- _EXERCISE BRIEF_:
Write the next part of the news report on Canada's second-quarter economic contraction, beginning right after its final sentence.

- _TEXT BLOCK_:
Transport trucks carry cargo containers at Vancouver's port. GDP data today were in line with the Bank of Canada’s projection but considerably worse than Bay Street analysts were anticipating.DARRYL DYCK/The Canadian Press
The Canadian economy contracted sharply in the second quarter as trade tensions with the United States hammered exports and weighed on business investment.
Real gross domestic product declined 1.6 per cent at an annualized rate, the first quarterly contraction in nearly two years, Statistics Canada reported on Friday.
The result was in line with the Bank of Canada’s projection but considerably worse than Bay Street analysts were anticipating. A Reuters poll ahead of the data expected a 0.6-per-cent decline.
Financial markets increased their bets on another interest rate cut from the central bank next month after the report. Interest rate swap markets are pricing a 50-per-cent chance of a quarter-point rate cut on Sept. 17, up from 40-per-cent a day before, according to LSEG data.
The downturn in the second quarter was led by a massive 26.8-per-cent annualized drop in exports as U.S. President Donald Trump’s levies began to bite and tariff front-running in the first quarter went into reverse. Automobile and industrial machinery exports were hit particularly hard. Imports declined 5.1 per cent.
The uncertainty created by the trade war also weighed on business investment, which fell at an annualized pace of 10.1 per cent in the second quarter, the worst result since 2016, outside of the COVID-19 pandemic.
The data provide the clearest picture yet of the impact Mr. Trump’s barrage of tariffs is having on Canada’s export-oriented economy.
Since the spring, the president has imposed a blanket tariff on Canadian goods, with a carveout for products that comply with continental free trade pact (United States–Mexico–Canada Agreement) rules, as well as steep sectoral tariffs on steel, aluminum, automobiles and more recently, copper. This has hit Canada’s manufacturing sector disproportionately.
On a monthly basis, GDP contracted 0.1 per cent in June led by a drop in auto, wood product, primary metals and machinery manufacturing.
Canada’s tariff revenue surges – but nowhere close to Ottawa’s projections
A flash estimate for July showed a slight rebound, with advanced estimates suggesting GDP grew 0.1 per cent that month. But that was weaker than analysts anticipated.
“The second quarter was always expected to be negative given the slump seen in exports, the only question remaining was the magnitude of the decline,” Andrew Grantham, senior economist at Canadian Imperial Bank of Commerce, wrote in a note to clients.
“Because of that the main news in today’s release is actually how weak momentum still was towards the end of the quarter and into the start of Q3, even as exports had begun to stabilize,” he said.
The drop in exports and business investment in the quarter was partially offset by a build-up of inventories, possibly in anticipation of easing trade tensions.

Records drawn from a collection:
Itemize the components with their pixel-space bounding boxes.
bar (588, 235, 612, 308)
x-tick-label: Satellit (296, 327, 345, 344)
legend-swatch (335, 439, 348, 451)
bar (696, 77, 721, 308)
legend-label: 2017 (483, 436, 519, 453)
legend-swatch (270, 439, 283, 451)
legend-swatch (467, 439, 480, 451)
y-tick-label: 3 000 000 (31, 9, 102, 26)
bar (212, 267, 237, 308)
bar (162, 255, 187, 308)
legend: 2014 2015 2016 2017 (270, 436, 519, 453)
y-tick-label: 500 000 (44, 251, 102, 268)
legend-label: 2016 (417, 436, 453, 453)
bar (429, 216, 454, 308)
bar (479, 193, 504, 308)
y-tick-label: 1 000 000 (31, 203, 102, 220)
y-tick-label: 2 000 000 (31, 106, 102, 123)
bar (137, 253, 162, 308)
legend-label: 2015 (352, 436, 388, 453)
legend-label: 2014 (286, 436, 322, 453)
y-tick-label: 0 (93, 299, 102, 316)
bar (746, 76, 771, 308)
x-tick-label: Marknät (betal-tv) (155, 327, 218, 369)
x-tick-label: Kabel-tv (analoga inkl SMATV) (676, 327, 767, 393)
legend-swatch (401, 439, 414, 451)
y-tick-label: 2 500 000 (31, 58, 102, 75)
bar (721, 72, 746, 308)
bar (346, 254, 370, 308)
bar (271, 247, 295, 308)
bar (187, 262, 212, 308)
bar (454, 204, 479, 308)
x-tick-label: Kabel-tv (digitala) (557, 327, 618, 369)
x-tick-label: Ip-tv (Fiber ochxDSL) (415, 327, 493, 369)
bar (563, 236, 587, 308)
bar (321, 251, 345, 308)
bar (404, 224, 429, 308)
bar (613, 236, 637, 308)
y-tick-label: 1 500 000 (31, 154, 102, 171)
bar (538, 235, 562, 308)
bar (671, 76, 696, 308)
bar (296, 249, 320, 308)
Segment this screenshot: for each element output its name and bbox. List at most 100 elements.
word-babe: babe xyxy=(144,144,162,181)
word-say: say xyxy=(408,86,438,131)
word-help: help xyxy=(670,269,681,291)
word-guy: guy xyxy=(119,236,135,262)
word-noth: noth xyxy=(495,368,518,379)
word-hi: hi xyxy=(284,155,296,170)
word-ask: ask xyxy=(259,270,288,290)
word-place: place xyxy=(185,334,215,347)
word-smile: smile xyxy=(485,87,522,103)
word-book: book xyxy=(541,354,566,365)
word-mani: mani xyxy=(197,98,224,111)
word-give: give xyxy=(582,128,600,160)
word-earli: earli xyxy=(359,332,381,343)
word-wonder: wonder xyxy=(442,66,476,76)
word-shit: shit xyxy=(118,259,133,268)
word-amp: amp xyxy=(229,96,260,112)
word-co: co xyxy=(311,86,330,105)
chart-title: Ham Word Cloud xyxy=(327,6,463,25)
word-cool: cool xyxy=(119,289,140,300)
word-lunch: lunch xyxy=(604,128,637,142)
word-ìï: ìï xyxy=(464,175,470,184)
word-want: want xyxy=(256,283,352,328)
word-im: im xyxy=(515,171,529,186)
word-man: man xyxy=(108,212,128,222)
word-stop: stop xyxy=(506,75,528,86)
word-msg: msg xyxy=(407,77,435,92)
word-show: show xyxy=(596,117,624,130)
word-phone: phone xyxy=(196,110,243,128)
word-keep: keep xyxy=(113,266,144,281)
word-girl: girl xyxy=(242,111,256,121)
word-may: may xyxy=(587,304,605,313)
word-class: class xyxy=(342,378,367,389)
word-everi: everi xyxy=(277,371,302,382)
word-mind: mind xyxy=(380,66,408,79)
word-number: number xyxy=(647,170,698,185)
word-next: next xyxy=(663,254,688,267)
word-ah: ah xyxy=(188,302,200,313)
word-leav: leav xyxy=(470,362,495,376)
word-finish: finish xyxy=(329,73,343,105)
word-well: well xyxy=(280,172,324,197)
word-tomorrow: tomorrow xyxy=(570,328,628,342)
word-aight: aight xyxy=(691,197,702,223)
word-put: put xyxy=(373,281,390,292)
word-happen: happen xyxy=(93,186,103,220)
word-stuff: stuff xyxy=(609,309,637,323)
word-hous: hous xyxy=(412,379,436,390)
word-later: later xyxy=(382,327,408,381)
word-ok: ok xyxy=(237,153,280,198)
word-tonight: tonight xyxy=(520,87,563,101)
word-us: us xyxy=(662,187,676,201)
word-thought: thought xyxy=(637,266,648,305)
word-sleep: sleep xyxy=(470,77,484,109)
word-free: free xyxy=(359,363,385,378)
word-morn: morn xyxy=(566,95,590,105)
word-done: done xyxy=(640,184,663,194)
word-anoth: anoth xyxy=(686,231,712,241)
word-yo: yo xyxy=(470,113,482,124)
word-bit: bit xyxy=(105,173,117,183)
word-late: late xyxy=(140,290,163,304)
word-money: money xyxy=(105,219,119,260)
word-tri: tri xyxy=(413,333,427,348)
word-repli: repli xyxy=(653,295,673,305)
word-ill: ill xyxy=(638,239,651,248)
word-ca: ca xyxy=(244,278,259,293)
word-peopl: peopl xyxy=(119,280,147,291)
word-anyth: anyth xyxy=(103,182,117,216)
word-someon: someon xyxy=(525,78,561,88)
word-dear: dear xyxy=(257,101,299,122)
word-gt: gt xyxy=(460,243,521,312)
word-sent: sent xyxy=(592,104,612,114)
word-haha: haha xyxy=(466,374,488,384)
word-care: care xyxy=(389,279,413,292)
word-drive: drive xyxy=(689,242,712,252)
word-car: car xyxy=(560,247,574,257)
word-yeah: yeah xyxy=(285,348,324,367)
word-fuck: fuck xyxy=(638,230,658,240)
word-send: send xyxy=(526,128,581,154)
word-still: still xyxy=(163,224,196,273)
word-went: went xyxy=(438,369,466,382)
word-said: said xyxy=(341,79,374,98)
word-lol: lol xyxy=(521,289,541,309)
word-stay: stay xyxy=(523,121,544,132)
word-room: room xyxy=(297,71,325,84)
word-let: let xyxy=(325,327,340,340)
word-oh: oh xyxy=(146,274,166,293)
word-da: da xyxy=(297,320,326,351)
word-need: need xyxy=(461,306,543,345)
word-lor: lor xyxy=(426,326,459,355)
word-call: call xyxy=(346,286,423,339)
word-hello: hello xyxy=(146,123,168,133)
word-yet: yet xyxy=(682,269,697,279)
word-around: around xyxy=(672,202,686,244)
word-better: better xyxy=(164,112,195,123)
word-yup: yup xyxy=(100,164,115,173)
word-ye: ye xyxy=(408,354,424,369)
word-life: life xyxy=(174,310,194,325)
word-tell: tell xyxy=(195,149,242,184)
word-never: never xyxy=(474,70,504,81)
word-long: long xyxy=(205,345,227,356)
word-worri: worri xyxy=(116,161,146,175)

- _ANSWER BOX_:
There was also a notable rebound in household spending, particularly on new trucks and SUVs as well as financial services and food and beverage services. Residential investment also increased.
“It wasn’t all bad news,” Benjamin Reitzes, managing director of Canadian rates at Bank of Montreal, wrote in a note to clients. “Final domestic demand rose 3.5 per cent annualized, reflecting the resilience and perhaps Canadians’ bias to buy/travel domestically. However, income growth was up just 0.7 per cent … which could hamper consumers’ ability to continue their spending ways.”
Economists on Bay Street and at the Bank of Canada expect the second quarter to be the low point of 2025.
Canada’s tariff revenue surges – but nowhere close to Ottawa’s projections
To a large degree, the fall in exports was the mirror image of a surge in cross-border shipments in the first quarter, as companies rushed to get ahead of U.S. tariffs. That see-saw dynamic should moderate in the coming months.
A lot, however, depends on the trajectory of the trade war and whether Canada can secure some relief from Mr. Trump’s tariffs.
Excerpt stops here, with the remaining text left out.